The task
Update the data, starting at the beginning and ending at the line that contains "message-text-line: placed about": swap "partner" for "spouse" and keep all else the same.

(A few records)
━━━━━━━━━━━━━━━━━━━━━━━━━━━━━━
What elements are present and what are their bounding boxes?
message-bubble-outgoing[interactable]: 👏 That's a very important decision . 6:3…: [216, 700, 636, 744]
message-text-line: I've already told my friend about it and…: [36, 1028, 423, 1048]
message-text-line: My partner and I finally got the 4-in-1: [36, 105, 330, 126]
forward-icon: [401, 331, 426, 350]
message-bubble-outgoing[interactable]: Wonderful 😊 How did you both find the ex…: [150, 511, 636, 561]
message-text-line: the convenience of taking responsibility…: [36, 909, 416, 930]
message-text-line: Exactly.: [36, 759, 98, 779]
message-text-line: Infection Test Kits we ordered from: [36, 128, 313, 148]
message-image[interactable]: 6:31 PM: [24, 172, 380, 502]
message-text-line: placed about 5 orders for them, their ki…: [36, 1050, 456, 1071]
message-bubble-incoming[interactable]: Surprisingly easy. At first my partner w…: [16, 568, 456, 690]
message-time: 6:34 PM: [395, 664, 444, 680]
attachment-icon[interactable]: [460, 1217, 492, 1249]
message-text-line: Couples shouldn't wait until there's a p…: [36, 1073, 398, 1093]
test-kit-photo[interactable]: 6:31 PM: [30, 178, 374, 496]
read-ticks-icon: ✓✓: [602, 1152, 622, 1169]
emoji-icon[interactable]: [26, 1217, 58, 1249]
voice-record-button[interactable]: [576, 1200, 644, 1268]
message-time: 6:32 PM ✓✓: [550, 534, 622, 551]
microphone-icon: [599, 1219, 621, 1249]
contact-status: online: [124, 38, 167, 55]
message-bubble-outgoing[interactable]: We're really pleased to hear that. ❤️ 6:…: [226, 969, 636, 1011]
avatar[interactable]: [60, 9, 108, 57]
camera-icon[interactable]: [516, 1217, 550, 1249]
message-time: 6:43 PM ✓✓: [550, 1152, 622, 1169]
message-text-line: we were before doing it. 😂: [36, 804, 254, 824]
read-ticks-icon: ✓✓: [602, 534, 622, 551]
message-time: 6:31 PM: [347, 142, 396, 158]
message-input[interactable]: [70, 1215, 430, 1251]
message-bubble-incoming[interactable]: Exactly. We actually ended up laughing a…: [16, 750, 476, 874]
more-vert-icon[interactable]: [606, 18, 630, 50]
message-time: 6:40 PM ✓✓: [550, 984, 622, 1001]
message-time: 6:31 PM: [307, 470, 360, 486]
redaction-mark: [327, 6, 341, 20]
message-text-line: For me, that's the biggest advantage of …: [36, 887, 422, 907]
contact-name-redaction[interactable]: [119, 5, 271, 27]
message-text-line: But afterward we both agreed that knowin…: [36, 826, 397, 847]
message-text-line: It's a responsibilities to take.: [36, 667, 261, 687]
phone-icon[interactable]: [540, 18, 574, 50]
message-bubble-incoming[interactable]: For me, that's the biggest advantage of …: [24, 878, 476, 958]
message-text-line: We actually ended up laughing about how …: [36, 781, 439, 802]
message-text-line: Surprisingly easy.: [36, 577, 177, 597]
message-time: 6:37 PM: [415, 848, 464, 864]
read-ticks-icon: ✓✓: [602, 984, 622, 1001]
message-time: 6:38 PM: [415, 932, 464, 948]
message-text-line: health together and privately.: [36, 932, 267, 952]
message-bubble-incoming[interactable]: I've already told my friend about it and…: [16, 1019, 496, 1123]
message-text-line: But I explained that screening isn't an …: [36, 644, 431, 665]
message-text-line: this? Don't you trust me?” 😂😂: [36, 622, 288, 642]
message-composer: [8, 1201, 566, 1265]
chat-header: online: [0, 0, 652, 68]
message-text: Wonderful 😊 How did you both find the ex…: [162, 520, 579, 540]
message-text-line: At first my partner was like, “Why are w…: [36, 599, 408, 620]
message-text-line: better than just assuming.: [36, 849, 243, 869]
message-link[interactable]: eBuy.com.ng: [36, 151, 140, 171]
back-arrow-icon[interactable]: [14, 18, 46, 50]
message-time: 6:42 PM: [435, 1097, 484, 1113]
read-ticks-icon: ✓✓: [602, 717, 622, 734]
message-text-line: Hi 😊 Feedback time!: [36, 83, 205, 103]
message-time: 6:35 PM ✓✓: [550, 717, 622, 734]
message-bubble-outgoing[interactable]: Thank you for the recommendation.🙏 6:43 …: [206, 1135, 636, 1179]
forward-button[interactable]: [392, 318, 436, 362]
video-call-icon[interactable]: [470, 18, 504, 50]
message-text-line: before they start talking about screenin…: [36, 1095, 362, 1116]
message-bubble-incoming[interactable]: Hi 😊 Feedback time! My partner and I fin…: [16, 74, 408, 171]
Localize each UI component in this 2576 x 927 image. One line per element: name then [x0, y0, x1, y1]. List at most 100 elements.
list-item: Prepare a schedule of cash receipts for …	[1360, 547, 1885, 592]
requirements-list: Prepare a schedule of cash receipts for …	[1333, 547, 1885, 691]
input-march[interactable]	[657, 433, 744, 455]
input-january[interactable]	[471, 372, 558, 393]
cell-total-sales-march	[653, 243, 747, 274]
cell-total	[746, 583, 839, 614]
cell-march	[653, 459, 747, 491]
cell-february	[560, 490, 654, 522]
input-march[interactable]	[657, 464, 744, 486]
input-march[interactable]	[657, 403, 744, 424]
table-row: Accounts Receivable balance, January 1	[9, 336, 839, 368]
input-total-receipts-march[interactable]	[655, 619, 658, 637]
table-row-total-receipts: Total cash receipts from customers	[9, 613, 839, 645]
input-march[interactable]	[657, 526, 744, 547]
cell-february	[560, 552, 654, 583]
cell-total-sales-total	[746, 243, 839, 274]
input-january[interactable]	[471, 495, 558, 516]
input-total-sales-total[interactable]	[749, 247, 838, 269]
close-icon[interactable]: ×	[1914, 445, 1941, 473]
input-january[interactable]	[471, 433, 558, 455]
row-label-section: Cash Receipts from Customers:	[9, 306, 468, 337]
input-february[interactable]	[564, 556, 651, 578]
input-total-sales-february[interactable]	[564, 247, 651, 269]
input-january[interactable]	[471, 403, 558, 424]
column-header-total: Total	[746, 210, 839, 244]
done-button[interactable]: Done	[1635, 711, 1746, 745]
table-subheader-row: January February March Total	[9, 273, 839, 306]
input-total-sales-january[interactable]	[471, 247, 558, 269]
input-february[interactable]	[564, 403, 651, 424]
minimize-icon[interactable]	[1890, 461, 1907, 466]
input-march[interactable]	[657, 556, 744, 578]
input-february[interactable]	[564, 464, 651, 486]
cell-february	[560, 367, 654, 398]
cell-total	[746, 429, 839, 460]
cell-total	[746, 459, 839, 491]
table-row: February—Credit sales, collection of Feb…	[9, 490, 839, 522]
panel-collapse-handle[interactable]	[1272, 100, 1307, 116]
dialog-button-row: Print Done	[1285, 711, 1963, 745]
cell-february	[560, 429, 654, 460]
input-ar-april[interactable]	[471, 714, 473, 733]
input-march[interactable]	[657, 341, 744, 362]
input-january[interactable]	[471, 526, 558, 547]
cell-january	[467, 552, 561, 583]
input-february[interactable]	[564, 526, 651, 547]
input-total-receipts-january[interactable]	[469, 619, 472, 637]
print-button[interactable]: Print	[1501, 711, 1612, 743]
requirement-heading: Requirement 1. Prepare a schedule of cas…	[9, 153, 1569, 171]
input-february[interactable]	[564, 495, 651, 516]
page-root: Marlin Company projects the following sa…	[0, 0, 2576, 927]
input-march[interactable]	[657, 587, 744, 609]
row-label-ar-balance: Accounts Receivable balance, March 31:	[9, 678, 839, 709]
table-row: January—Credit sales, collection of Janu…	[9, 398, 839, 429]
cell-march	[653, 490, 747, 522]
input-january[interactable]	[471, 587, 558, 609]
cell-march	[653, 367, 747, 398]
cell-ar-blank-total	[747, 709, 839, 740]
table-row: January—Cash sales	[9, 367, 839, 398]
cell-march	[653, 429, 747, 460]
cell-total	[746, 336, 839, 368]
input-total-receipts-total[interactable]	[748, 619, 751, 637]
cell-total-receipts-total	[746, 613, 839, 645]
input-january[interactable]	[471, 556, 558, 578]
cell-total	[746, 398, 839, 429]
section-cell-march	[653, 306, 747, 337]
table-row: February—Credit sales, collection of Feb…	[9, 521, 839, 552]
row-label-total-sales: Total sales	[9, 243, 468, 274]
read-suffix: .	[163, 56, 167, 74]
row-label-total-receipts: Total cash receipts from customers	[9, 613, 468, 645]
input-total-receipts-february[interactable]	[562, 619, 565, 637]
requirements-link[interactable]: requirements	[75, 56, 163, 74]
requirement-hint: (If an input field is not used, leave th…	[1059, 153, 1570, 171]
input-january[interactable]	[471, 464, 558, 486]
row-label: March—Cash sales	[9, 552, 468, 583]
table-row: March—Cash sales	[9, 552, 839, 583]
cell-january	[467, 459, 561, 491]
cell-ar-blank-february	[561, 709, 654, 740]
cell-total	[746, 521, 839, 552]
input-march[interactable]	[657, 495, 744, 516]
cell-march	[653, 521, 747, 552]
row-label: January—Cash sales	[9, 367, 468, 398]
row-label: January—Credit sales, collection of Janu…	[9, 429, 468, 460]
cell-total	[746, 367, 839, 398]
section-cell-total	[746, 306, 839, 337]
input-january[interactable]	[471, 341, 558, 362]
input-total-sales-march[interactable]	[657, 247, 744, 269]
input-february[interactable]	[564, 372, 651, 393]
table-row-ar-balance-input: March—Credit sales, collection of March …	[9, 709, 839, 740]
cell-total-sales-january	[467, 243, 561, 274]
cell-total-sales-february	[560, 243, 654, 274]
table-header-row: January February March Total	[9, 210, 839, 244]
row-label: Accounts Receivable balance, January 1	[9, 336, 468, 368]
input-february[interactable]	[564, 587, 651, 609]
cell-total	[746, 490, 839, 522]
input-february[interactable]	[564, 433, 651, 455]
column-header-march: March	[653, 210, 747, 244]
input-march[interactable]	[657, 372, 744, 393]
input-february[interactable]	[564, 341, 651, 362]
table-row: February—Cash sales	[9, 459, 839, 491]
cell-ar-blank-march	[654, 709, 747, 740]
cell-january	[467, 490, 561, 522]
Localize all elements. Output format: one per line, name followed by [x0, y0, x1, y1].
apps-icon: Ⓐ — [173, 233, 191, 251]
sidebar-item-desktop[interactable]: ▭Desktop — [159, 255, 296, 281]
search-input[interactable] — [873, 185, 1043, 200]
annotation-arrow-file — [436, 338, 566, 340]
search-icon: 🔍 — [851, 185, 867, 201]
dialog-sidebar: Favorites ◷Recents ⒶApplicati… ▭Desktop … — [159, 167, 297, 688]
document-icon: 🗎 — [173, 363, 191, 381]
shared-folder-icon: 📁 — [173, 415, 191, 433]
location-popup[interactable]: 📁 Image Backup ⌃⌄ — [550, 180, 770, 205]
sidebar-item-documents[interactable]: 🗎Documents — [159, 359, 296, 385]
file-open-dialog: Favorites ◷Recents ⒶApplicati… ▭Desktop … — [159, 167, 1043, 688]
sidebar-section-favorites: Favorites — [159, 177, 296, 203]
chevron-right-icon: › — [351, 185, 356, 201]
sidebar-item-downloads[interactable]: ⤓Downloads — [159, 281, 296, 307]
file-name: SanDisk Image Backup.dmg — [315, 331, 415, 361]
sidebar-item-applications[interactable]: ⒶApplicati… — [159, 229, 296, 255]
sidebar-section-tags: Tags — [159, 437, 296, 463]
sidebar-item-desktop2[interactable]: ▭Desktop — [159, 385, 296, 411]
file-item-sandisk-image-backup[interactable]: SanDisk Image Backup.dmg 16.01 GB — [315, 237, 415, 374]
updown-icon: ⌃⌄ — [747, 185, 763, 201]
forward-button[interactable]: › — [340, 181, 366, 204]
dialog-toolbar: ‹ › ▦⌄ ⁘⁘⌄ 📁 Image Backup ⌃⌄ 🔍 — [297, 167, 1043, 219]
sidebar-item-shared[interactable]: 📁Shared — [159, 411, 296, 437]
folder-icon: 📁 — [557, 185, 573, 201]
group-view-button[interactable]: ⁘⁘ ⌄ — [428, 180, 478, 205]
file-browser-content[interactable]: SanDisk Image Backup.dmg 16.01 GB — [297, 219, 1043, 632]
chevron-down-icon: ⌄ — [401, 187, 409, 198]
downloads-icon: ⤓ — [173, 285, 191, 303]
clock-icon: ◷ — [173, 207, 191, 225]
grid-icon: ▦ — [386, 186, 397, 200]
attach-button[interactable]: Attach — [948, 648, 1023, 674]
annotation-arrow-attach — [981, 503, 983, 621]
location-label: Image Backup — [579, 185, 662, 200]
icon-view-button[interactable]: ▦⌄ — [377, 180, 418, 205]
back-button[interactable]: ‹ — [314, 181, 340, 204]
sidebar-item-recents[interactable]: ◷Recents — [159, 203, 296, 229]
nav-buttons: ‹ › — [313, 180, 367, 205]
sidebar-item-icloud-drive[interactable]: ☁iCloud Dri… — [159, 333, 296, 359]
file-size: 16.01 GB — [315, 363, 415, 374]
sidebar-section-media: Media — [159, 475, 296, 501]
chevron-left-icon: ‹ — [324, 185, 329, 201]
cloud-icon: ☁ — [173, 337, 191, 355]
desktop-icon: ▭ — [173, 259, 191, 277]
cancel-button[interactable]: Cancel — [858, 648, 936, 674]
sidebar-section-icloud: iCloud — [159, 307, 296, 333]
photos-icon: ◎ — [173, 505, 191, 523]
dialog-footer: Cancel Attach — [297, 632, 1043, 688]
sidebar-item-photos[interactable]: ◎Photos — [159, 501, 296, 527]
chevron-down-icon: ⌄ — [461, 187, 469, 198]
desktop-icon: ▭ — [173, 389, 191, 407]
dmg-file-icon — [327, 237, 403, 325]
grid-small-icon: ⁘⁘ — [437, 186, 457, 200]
━━━━━━━━━━━━━━━━━━━━━━━━━━━━━━
Solution to the exercise
What elements are present and what are their bounding boxes?
message-bubble-outgoing[interactable]: 👏 That's a very important decision . 6:3…: [216, 700, 636, 744]
message-text-line: I've already told my friend about it and…: [36, 1028, 423, 1048]
message-text-line: My spouse and I finally got the 4-in-1: [36, 105, 330, 126]
forward-icon: [401, 331, 426, 350]
message-bubble-outgoing[interactable]: Wonderful 😊 How did you both find the ex…: [150, 511, 636, 561]
message-text-line: the convenience of taking responsibility…: [36, 909, 416, 930]
message-text-line: Exactly.: [36, 759, 98, 779]
message-text-line: Infection Test Kits we ordered from: [36, 128, 313, 148]
message-image[interactable]: 6:31 PM: [24, 172, 380, 502]
message-text-line: placed about 5 orders for them, their ki…: [36, 1050, 456, 1071]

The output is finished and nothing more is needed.